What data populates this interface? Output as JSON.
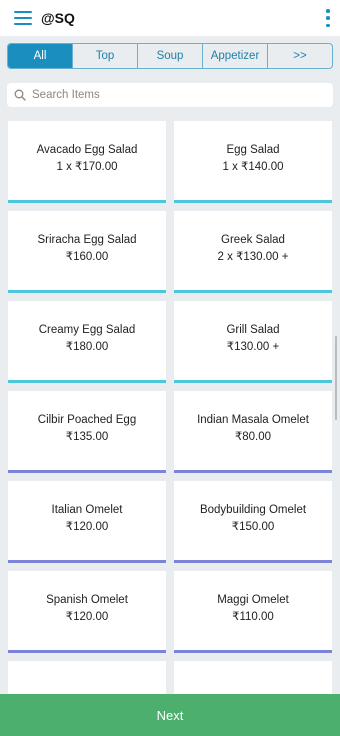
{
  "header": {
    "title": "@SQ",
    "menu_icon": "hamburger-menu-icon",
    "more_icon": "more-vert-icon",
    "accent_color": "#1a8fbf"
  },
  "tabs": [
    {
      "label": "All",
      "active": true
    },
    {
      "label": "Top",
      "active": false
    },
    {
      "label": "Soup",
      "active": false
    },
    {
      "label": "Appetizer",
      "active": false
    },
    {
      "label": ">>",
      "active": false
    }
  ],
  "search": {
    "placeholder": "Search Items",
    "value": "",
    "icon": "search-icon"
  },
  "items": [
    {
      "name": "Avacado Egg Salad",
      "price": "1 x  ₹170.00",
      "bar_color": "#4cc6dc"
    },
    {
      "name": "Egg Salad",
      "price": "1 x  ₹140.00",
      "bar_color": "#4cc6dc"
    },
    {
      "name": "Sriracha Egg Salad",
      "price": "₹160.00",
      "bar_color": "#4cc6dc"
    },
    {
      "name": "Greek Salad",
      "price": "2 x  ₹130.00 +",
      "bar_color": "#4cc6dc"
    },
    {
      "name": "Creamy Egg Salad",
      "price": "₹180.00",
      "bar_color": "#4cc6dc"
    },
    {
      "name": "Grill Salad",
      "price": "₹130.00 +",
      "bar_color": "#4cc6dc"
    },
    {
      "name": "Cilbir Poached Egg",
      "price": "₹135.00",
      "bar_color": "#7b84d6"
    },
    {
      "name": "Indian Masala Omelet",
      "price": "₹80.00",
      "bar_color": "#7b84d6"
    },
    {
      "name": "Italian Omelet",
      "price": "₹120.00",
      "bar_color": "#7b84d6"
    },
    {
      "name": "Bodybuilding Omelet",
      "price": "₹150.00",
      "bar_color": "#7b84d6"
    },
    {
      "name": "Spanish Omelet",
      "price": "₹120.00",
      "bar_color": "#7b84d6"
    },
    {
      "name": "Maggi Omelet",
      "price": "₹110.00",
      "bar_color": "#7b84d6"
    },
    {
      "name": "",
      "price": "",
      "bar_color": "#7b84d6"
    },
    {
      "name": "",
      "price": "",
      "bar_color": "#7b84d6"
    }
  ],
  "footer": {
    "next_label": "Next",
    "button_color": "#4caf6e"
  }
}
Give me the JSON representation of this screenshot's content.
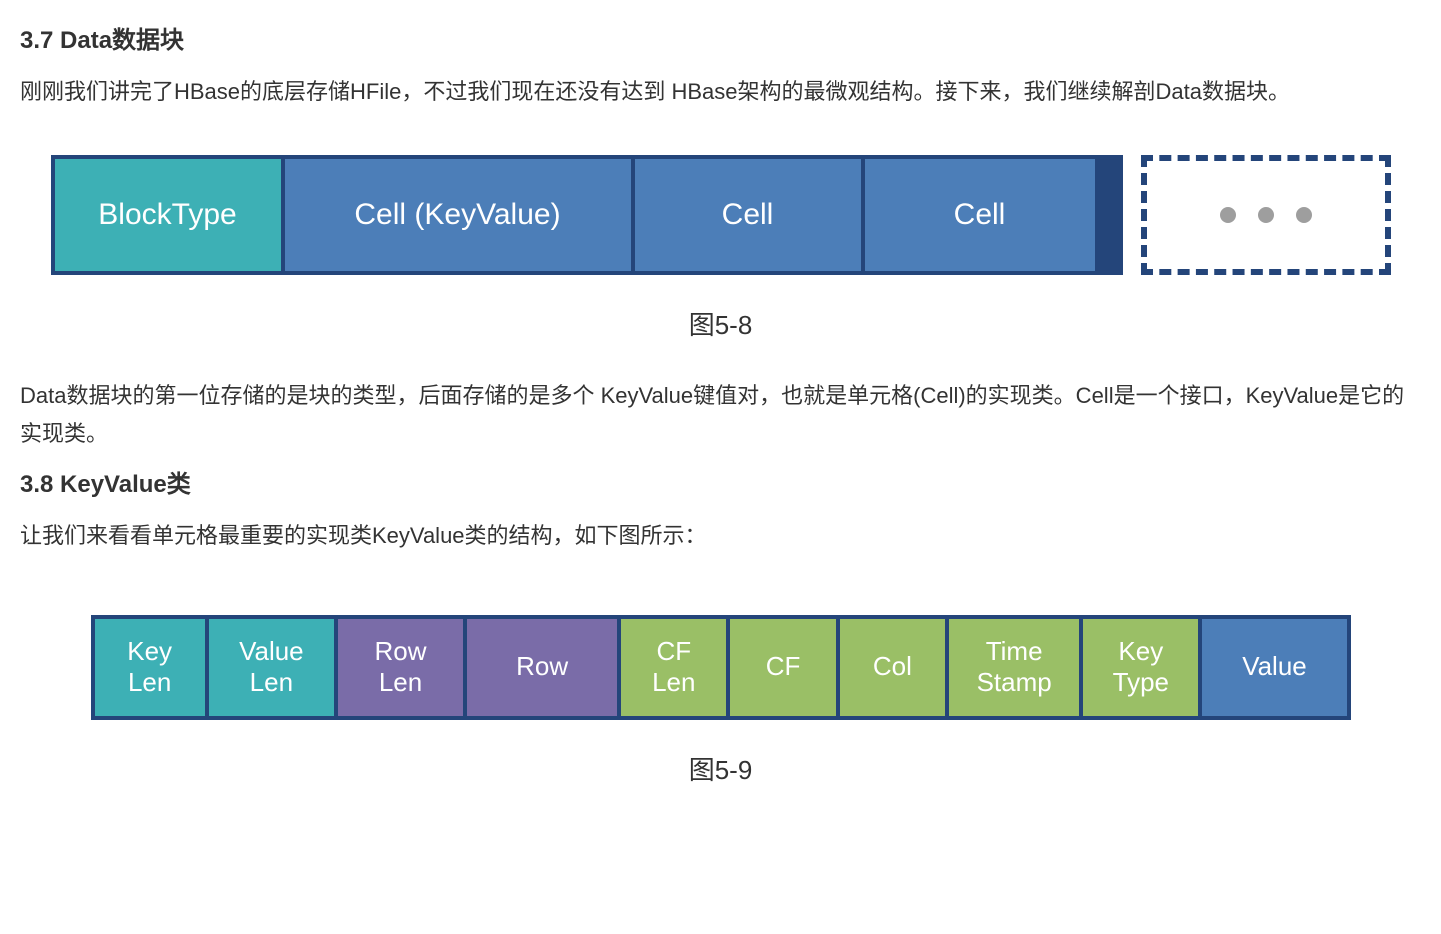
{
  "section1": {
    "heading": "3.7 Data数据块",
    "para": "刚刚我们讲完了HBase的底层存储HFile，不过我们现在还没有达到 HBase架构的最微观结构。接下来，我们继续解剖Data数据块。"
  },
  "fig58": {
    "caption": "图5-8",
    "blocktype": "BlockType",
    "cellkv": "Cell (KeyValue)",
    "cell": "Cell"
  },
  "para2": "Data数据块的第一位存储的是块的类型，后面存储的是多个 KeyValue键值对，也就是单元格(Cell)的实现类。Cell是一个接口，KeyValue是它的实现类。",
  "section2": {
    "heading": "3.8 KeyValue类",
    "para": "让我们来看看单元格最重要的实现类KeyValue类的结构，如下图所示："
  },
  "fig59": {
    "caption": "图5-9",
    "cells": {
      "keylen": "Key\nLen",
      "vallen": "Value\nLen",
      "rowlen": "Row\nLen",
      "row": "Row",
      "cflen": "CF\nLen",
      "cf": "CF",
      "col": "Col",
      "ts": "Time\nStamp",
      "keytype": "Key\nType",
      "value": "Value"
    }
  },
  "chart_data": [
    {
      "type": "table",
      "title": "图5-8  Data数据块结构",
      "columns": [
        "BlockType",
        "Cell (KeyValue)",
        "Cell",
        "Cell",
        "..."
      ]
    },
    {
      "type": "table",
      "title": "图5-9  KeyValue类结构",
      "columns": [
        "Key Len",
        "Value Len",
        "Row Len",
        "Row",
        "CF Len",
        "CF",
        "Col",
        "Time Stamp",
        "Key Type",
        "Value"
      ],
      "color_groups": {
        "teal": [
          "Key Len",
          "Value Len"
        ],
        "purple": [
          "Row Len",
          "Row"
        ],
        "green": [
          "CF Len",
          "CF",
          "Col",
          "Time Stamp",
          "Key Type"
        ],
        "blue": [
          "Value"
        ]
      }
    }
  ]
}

* * * * *

Task brief. Across the entries above, how many lines contain "Salad"? Provide only the count.

Response to the task. 6